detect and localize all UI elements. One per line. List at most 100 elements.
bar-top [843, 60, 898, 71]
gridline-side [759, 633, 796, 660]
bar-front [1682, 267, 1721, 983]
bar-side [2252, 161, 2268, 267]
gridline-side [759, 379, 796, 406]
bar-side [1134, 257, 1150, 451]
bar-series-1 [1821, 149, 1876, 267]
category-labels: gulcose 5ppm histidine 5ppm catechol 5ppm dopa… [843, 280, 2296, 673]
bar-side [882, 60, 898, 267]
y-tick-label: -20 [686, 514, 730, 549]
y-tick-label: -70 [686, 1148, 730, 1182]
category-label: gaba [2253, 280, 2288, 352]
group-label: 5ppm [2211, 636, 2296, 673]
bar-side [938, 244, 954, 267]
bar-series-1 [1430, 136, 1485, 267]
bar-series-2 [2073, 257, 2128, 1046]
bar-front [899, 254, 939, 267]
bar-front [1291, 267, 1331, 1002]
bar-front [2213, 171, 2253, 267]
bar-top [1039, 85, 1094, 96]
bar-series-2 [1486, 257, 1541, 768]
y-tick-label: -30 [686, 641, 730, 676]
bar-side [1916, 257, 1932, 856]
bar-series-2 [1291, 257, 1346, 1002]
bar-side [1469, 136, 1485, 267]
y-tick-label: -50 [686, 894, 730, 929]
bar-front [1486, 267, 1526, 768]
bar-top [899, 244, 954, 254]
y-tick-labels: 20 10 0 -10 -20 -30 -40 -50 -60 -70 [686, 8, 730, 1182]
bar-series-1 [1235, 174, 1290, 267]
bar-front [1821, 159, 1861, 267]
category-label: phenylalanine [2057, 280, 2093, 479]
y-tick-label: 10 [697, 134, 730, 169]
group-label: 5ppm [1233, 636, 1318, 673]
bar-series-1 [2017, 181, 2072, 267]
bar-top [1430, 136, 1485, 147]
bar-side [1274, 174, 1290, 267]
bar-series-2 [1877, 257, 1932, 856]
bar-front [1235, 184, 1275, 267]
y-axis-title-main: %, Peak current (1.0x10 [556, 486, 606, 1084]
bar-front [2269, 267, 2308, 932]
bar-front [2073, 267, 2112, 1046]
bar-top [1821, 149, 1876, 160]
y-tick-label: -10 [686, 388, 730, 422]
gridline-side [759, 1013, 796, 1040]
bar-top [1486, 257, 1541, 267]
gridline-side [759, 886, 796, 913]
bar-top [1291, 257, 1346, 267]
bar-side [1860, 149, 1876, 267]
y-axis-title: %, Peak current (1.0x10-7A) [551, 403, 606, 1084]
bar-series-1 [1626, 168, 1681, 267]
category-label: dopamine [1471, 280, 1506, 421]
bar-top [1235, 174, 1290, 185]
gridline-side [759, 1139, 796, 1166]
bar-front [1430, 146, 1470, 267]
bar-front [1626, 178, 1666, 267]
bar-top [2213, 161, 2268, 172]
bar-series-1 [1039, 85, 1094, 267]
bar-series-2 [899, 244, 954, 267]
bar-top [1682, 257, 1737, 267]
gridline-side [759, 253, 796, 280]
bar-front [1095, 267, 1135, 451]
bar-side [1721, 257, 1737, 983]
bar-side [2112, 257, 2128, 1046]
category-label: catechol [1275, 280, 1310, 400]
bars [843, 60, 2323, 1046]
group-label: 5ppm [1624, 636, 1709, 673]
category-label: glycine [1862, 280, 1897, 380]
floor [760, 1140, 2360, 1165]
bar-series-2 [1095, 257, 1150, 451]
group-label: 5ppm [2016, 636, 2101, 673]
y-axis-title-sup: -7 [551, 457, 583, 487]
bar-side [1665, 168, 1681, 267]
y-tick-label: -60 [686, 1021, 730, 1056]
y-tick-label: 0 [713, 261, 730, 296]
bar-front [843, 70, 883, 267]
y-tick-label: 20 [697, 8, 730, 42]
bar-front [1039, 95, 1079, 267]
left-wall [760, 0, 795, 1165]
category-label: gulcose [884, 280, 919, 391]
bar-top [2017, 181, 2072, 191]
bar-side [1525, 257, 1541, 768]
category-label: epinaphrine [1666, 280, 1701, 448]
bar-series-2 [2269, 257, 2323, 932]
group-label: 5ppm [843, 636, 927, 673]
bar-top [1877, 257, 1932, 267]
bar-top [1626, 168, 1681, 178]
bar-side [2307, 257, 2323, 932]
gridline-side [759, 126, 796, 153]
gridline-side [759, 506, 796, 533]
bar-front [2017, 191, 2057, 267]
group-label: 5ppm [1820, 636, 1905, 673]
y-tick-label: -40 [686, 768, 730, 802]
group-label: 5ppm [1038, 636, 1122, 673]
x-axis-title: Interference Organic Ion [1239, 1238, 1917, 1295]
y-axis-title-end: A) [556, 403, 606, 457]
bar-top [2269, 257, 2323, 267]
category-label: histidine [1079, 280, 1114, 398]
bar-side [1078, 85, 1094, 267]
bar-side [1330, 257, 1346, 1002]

•••••

→ **AIM**:
Could you revise the records above so that every "gridline-side" becomes "gridline-left", keeping all other text the same?

→ **WRITTEN REPLY**:
detect and localize all UI elements. One per line. List at most 100 elements.
bar-top [843, 60, 898, 71]
gridline-left [759, 633, 796, 660]
bar-front [1682, 267, 1721, 983]
bar-side [2252, 161, 2268, 267]
gridline-left [759, 379, 796, 406]
bar-side [1134, 257, 1150, 451]
bar-series-1 [1821, 149, 1876, 267]
category-labels: gulcose 5ppm histidine 5ppm catechol 5ppm dopa… [843, 280, 2296, 673]
bar-side [882, 60, 898, 267]
y-tick-label: -20 [686, 514, 730, 549]
y-tick-label: -70 [686, 1148, 730, 1182]
category-label: gaba [2253, 280, 2288, 352]
group-label: 5ppm [2211, 636, 2296, 673]
bar-side [938, 244, 954, 267]
bar-series-1 [1430, 136, 1485, 267]
bar-series-2 [2073, 257, 2128, 1046]
bar-front [899, 254, 939, 267]
bar-front [1291, 267, 1331, 1002]
bar-front [2213, 171, 2253, 267]
bar-top [1039, 85, 1094, 96]
bar-series-2 [1486, 257, 1541, 768]
y-tick-label: -30 [686, 641, 730, 676]
bar-side [1916, 257, 1932, 856]
bar-series-2 [1291, 257, 1346, 1002]
bar-side [1469, 136, 1485, 267]
y-tick-label: -50 [686, 894, 730, 929]
bar-front [1486, 267, 1526, 768]
bar-top [899, 244, 954, 254]
y-tick-labels: 20 10 0 -10 -20 -30 -40 -50 -60 -70 [686, 8, 730, 1182]
bar-series-1 [1235, 174, 1290, 267]
bar-front [1821, 159, 1861, 267]
category-label: phenylalanine [2057, 280, 2093, 479]
y-tick-label: 10 [697, 134, 730, 169]
group-label: 5ppm [1233, 636, 1318, 673]
bar-series-1 [2017, 181, 2072, 267]
bar-top [1430, 136, 1485, 147]
bar-side [1274, 174, 1290, 267]
bar-series-2 [1877, 257, 1932, 856]
bar-front [1235, 184, 1275, 267]
y-axis-title-main: %, Peak current (1.0x10 [556, 486, 606, 1084]
bar-front [2269, 267, 2308, 932]
bar-front [2073, 267, 2112, 1046]
bar-top [1821, 149, 1876, 160]
y-tick-label: -10 [686, 388, 730, 422]
gridline-left [759, 1013, 796, 1040]
bar-top [1486, 257, 1541, 267]
gridline-left [759, 886, 796, 913]
bar-top [1291, 257, 1346, 267]
bar-side [1860, 149, 1876, 267]
y-axis-title: %, Peak current (1.0x10-7A) [551, 403, 606, 1084]
bar-series-1 [1626, 168, 1681, 267]
category-label: dopamine [1471, 280, 1506, 421]
bar-top [1235, 174, 1290, 185]
gridline-left [759, 1139, 796, 1166]
bar-front [1430, 146, 1470, 267]
bar-front [1626, 178, 1666, 267]
bar-top [2213, 161, 2268, 172]
bar-series-1 [1039, 85, 1094, 267]
bar-series-2 [899, 244, 954, 267]
bar-top [1682, 257, 1737, 267]
gridline-left [759, 253, 796, 280]
bar-front [1095, 267, 1135, 451]
bar-side [1721, 257, 1737, 983]
bar-side [2112, 257, 2128, 1046]
category-label: catechol [1275, 280, 1310, 400]
bars [843, 60, 2323, 1046]
group-label: 5ppm [1624, 636, 1709, 673]
category-label: glycine [1862, 280, 1897, 380]
floor [760, 1140, 2360, 1165]
bar-series-2 [1095, 257, 1150, 451]
group-label: 5ppm [2016, 636, 2101, 673]
y-axis-title-sup: -7 [551, 457, 583, 487]
bar-side [1665, 168, 1681, 267]
y-tick-label: -60 [686, 1021, 730, 1056]
y-tick-label: 0 [713, 261, 730, 296]
bar-front [843, 70, 883, 267]
y-tick-label: 20 [697, 8, 730, 42]
bar-front [1039, 95, 1079, 267]
left-wall [760, 0, 795, 1165]
category-label: gulcose [884, 280, 919, 391]
bar-top [2017, 181, 2072, 191]
bar-side [1525, 257, 1541, 768]
category-label: epinaphrine [1666, 280, 1701, 448]
bar-series-2 [2269, 257, 2323, 932]
group-label: 5ppm [843, 636, 927, 673]
bar-top [1877, 257, 1932, 267]
bar-top [1626, 168, 1681, 178]
bar-side [2307, 257, 2323, 932]
gridline-left [759, 126, 796, 153]
gridline-left [759, 506, 796, 533]
bar-front [2017, 191, 2057, 267]
group-label: 5ppm [1820, 636, 1905, 673]
y-tick-label: -40 [686, 768, 730, 802]
group-label: 5ppm [1038, 636, 1122, 673]
x-axis-title: Interference Organic Ion [1239, 1238, 1917, 1295]
y-axis-title-end: A) [556, 403, 606, 457]
bar-top [2269, 257, 2323, 267]
category-label: histidine [1079, 280, 1114, 398]
bar-side [1078, 85, 1094, 267]
bar-side [1330, 257, 1346, 1002]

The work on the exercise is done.